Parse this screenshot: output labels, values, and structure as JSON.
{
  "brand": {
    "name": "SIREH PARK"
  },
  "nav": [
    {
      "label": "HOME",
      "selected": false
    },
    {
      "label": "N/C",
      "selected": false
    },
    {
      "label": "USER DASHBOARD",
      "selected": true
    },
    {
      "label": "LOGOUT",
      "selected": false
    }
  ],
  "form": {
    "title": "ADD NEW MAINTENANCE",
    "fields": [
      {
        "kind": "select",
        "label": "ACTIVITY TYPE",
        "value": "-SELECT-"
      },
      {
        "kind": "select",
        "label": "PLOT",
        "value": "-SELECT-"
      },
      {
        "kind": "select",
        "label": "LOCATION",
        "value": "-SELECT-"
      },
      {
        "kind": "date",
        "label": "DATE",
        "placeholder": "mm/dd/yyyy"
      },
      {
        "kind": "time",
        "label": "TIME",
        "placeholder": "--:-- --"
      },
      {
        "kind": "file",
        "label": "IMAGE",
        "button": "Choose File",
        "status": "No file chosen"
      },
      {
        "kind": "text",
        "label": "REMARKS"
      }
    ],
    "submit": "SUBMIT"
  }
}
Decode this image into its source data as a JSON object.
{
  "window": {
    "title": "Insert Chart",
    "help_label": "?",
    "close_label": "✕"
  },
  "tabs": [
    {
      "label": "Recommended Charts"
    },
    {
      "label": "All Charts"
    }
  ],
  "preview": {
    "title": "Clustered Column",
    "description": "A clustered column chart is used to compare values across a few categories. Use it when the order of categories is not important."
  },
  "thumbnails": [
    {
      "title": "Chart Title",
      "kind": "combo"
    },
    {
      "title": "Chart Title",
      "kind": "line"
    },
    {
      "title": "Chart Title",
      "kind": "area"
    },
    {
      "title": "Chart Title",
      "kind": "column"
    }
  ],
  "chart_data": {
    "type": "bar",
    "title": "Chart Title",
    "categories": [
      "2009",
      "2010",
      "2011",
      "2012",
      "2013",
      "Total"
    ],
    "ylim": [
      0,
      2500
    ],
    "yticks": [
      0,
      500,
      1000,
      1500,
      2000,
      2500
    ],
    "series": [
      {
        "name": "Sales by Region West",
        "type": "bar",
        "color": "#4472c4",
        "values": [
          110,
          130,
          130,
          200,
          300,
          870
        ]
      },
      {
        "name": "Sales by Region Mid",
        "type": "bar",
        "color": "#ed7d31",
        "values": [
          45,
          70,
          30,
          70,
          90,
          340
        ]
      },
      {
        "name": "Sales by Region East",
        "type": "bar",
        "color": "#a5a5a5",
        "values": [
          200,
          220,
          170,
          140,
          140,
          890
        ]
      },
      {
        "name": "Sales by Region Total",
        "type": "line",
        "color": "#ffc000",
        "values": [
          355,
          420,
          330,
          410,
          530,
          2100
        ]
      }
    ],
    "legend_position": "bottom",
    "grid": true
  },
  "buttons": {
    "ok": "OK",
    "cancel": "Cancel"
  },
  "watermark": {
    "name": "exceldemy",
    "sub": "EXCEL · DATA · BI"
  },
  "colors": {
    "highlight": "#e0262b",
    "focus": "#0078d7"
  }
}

************

• _Exercise requirements_:
Return all lines containing "kind".

• _Full output_:
        "kind": "select",
        "kind": "select",
        "kind": "select",
        "kind": "date",
        "kind": "time",
        "kind": "file",
        "kind": "text",
      "kind": "combo"
      "kind": "line"
      "kind": "area"
      "kind": "column"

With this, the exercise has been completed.